PROBLEM DETAILS: Every entry needs to be printed exactly, please.

### DATA ENTRIES

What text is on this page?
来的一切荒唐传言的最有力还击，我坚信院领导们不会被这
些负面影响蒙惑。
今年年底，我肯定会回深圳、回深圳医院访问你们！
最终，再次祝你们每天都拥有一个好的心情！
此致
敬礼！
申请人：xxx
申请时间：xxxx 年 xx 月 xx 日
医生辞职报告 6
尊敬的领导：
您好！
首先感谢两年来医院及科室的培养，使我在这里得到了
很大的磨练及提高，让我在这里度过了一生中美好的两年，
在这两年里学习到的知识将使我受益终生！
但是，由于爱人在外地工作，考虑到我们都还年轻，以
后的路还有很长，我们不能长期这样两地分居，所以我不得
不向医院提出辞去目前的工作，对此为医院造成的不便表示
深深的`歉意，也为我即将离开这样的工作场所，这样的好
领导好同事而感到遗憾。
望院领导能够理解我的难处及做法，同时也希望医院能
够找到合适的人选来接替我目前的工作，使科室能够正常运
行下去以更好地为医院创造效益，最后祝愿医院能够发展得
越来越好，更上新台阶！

######

SOLUTION FOR THIS EXERCISE:
What text is on this page?
来的一切荒唐传言的最有力还击，我坚信院领导们不会被这
些负面影响蒙惑。
今年年底，我肯定会回深圳、回深圳医院访问你们！
最终，再次祝你们每天都拥有一个好的心情！
此致
敬礼！
申请人：xxx
申请时间：xxxx 年 xx 月 xx 日
医生辞职报告 6
尊敬的领导：
您好！
首先感谢两年来医院及科室的培养，使我在这里得到了
很大的磨练及提高，让我在这里度过了一生中美好的两年，
在这两年里学习到的知识将使我受益终生！
但是，由于爱人在外地工作，考虑到我们都还年轻，以
后的路还有很长，我们不能长期这样两地分居，所以我不得
不向医院提出辞去目前的工作，对此为医院造成的不便表示
深深的`歉意，也为我即将离开这样的工作场所，这样的好
领导好同事而感到遗憾。
望院领导能够理解我的难处及做法，同时也希望医院能
够找到合适的人选来接替我目前的工作，使科室能够正常运
行下去以更好地为医院创造效益，最后祝愿医院能够发展得
越来越好，更上新台阶！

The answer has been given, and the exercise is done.